WHAT IS REQUIRED –
Every line below must be reproduced exactly. Copy them all.

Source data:
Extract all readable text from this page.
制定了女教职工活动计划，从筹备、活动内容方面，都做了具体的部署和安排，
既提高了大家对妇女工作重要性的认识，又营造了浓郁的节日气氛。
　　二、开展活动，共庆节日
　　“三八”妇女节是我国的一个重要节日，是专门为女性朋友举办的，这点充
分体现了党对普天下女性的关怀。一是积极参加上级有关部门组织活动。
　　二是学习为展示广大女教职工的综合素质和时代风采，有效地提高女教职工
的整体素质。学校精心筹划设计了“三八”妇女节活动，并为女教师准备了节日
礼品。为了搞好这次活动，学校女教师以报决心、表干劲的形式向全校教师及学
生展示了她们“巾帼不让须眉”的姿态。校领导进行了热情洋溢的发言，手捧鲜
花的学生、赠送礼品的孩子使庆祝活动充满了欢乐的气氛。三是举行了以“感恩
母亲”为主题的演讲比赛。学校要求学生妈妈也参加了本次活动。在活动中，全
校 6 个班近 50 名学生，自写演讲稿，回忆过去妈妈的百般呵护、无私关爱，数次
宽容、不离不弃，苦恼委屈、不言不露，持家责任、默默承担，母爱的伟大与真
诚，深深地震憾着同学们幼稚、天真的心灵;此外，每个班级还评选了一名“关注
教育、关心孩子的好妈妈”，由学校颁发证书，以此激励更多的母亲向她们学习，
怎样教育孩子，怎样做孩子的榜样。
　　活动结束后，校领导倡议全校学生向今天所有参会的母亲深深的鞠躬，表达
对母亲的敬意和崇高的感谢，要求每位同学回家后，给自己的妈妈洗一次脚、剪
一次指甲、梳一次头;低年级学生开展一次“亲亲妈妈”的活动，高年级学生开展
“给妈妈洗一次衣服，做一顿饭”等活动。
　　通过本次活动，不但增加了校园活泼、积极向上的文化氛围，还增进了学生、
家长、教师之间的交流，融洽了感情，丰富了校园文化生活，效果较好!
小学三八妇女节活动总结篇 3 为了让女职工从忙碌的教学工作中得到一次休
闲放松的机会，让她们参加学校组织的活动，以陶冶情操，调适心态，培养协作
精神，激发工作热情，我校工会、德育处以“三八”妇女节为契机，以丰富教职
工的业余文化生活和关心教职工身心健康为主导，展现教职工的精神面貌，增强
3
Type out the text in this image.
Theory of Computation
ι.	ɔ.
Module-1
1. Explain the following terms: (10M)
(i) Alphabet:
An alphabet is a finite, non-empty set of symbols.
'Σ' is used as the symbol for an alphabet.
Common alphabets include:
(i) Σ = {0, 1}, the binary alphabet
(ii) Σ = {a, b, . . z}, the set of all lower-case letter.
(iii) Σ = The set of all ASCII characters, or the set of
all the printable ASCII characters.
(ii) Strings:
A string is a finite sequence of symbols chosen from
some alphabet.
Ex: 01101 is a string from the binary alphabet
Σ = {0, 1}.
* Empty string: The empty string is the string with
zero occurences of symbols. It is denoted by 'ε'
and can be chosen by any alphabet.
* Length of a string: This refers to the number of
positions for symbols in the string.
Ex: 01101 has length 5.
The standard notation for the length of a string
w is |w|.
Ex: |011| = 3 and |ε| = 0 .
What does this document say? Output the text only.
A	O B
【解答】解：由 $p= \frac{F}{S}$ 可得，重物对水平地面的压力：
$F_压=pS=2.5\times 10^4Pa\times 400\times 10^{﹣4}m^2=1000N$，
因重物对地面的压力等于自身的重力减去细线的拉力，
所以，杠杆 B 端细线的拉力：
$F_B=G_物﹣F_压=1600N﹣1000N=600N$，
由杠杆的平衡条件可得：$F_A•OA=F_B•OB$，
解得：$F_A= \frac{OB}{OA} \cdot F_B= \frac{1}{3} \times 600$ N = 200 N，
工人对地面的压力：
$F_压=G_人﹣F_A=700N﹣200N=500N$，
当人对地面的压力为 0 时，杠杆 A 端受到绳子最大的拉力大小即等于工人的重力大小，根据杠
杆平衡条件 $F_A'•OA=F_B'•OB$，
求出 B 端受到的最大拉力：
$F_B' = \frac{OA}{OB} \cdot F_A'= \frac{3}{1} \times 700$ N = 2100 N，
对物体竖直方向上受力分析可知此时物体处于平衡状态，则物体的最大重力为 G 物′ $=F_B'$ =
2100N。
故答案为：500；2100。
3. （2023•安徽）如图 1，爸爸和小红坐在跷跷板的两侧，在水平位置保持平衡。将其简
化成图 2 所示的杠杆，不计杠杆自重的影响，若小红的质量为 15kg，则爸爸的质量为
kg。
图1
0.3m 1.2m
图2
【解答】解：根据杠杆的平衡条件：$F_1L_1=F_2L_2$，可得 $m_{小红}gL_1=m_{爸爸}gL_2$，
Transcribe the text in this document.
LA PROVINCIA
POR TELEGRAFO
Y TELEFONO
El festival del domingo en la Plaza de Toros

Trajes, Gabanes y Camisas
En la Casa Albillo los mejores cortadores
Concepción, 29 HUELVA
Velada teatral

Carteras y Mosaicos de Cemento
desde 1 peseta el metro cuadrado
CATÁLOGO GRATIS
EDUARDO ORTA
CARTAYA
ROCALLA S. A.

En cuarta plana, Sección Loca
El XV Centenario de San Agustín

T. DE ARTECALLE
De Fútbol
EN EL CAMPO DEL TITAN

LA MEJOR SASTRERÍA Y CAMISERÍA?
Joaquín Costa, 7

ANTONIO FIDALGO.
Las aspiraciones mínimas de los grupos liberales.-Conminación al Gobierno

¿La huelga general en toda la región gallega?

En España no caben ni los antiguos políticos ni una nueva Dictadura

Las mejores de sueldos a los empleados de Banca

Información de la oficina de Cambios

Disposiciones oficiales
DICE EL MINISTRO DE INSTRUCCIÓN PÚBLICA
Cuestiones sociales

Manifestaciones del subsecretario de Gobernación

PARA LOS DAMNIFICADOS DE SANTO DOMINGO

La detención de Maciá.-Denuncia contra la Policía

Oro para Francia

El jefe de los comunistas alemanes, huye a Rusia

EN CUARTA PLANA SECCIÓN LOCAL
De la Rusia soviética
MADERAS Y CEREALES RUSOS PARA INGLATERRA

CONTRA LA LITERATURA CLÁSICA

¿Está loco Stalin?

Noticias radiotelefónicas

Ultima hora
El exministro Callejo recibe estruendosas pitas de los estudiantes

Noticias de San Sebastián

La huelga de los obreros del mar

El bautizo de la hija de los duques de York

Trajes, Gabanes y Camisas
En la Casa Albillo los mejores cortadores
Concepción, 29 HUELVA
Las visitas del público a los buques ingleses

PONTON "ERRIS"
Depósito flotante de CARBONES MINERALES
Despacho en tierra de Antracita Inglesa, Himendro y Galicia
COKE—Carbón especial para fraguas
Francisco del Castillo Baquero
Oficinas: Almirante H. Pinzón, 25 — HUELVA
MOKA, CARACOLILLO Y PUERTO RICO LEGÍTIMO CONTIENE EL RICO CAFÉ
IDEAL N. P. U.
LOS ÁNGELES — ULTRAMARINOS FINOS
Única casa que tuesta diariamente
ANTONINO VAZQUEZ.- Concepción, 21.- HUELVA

SOLUTION TO THIS PROBLEM –
Extract all readable text from this page.
制定了女教职工活动计划，从筹备、活动内容方面，都做了具体的部署和安排，
既提高了大家对妇女工作重要性的认识，又营造了浓郁的节日气氛。
　　二、开展活动，共庆节日
　　“三八”妇女节是我国的一个重要节日，是专门为女性朋友举办的，这点充
分体现了党对普天下女性的关怀。一是积极参加上级有关部门组织活动。
　　二是学习为展示广大女教职工的综合素质和时代风采，有效地提高女教职工
的整体素质。学校精心筹划设计了“三八”妇女节活动，并为女教师准备了节日
礼品。为了搞好这次活动，学校女教师以报决心、表干劲的形式向全校教师及学
生展示了她们“巾帼不让须眉”的姿态。校领导进行了热情洋溢的发言，手捧鲜
花的学生、赠送礼品的孩子使庆祝活动充满了欢乐的气氛。三是举行了以“感恩
母亲”为主题的演讲比赛。学校要求学生妈妈也参加了本次活动。在活动中，全
校 6 个班近 50 名学生，自写演讲稿，回忆过去妈妈的百般呵护、无私关爱，数次
宽容、不离不弃，苦恼委屈、不言不露，持家责任、默默承担，母爱的伟大与真
诚，深深地震憾着同学们幼稚、天真的心灵;此外，每个班级还评选了一名“关注
教育、关心孩子的好妈妈”，由学校颁发证书，以此激励更多的母亲向她们学习，
怎样教育孩子，怎样做孩子的榜样。
　　活动结束后，校领导倡议全校学生向今天所有参会的母亲深深的鞠躬，表达
对母亲的敬意和崇高的感谢，要求每位同学回家后，给自己的妈妈洗一次脚、剪
一次指甲、梳一次头;低年级学生开展一次“亲亲妈妈”的活动，高年级学生开展
“给妈妈洗一次衣服，做一顿饭”等活动。
　　通过本次活动，不但增加了校园活泼、积极向上的文化氛围，还增进了学生、
家长、教师之间的交流，融洽了感情，丰富了校园文化生活，效果较好!
小学三八妇女节活动总结篇 3 为了让女职工从忙碌的教学工作中得到一次休
闲放松的机会，让她们参加学校组织的活动，以陶冶情操，调适心态，培养协作
精神，激发工作热情，我校工会、德育处以“三八”妇女节为契机，以丰富教职
工的业余文化生活和关心教职工身心健康为主导，展现教职工的精神面貌，增强
3
Type out the text in this image.
Theory of Computation
ι.	ɔ.
Module-1
1. Explain the following terms: (10M)
(i) Alphabet:
An alphabet is a finite, non-empty set of symbols.
'Σ' is used as the symbol for an alphabet.
Common alphabets include:
(i) Σ = {0, 1}, the binary alphabet
(ii) Σ = {a, b, . . z}, the set of all lower-case letter.
(iii) Σ = The set of all ASCII characters, or the set of
all the printable ASCII characters.
(ii) Strings:
A string is a finite sequence of symbols chosen from
some alphabet.
Ex: 01101 is a string from the binary alphabet
Σ = {0, 1}.
* Empty string: The empty string is the string with
zero occurences of symbols. It is denoted by 'ε'
and can be chosen by any alphabet.
* Length of a string: This refers to the number of
positions for symbols in the string.
Ex: 01101 has length 5.
The standard notation for the length of a string
w is |w|.
Ex: |011| = 3 and |ε| = 0 .
What does this document say? Output the text only.
A	O B
【解答】解：由 $p= \frac{F}{S}$ 可得，重物对水平地面的压力：
$F_压=pS=2.5\times 10^4Pa\times 400\times 10^{﹣4}m^2=1000N$，
因重物对地面的压力等于自身的重力减去细线的拉力，
所以，杠杆 B 端细线的拉力：
$F_B=G_物﹣F_压=1600N﹣1000N=600N$，
由杠杆的平衡条件可得：$F_A•OA=F_B•OB$，
解得：$F_A= \frac{OB}{OA} \cdot F_B= \frac{1}{3} \times 600$ N = 200 N，
工人对地面的压力：
$F_压=G_人﹣F_A=700N﹣200N=500N$，
当人对地面的压力为 0 时，杠杆 A 端受到绳子最大的拉力大小即等于工人的重力大小，根据杠
杆平衡条件 $F_A'•OA=F_B'•OB$，
求出 B 端受到的最大拉力：
$F_B' = \frac{OA}{OB} \cdot F_A'= \frac{3}{1} \times 700$ N = 2100 N，
对物体竖直方向上受力分析可知此时物体处于平衡状态，则物体的最大重力为 G 物′ $=F_B'$ =
2100N。
故答案为：500；2100。
3. （2023•安徽）如图 1，爸爸和小红坐在跷跷板的两侧，在水平位置保持平衡。将其简
化成图 2 所示的杠杆，不计杠杆自重的影响，若小红的质量为 15kg，则爸爸的质量为
kg。
图1
0.3m 1.2m
图2
【解答】解：根据杠杆的平衡条件：$F_1L_1=F_2L_2$，可得 $m_{小红}gL_1=m_{爸爸}gL_2$，
Transcribe the text in this document.
LA PROVINCIA
POR TELEGRAFO
Y TELEFONO
El festival del domingo en la Plaza de Toros

Trajes, Gabanes y Camisas
En la Casa Albillo los mejores cortadores
Concepción, 29 HUELVA
Velada teatral

Carteras y Mosaicos de Cemento
desde 1 peseta el metro cuadrado
CATÁLOGO GRATIS
EDUARDO ORTA
CARTAYA
ROCALLA S. A.

En cuarta plana, Sección Loca
El XV Centenario de San Agustín

T. DE ARTECALLE
De Fútbol
EN EL CAMPO DEL TITAN

LA MEJOR SASTRERÍA Y CAMISERÍA?
Joaquín Costa, 7

ANTONIO FIDALGO.
Las aspiraciones mínimas de los grupos liberales.-Conminación al Gobierno

¿La huelga general en toda la región gallega?

En España no caben ni los antiguos políticos ni una nueva Dictadura

Las mejores de sueldos a los empleados de Banca

Información de la oficina de Cambios

Disposiciones oficiales
DICE EL MINISTRO DE INSTRUCCIÓN PÚBLICA
Cuestiones sociales

Manifestaciones del subsecretario de Gobernación

PARA LOS DAMNIFICADOS DE SANTO DOMINGO

La detención de Maciá.-Denuncia contra la Policía

Oro para Francia

El jefe de los comunistas alemanes, huye a Rusia

EN CUARTA PLANA SECCIÓN LOCAL
De la Rusia soviética
MADERAS Y CEREALES RUSOS PARA INGLATERRA

CONTRA LA LITERATURA CLÁSICA

¿Está loco Stalin?

Noticias radiotelefónicas

Ultima hora
El exministro Callejo recibe estruendosas pitas de los estudiantes

Noticias de San Sebastián

La huelga de los obreros del mar

El bautizo de la hija de los duques de York

Trajes, Gabanes y Camisas
En la Casa Albillo los mejores cortadores
Concepción, 29 HUELVA
Las visitas del público a los buques ingleses

PONTON "ERRIS"
Depósito flotante de CARBONES MINERALES
Despacho en tierra de Antracita Inglesa, Himendro y Galicia
COKE—Carbón especial para fraguas
Francisco del Castillo Baquero
Oficinas: Almirante H. Pinzón, 25 — HUELVA
MOKA, CARACOLILLO Y PUERTO RICO LEGÍTIMO CONTIENE EL RICO CAFÉ
IDEAL N. P. U.
LOS ÁNGELES — ULTRAMARINOS FINOS
Única casa que tuesta diariamente
ANTONINO VAZQUEZ.- Concepción, 21.- HUELVA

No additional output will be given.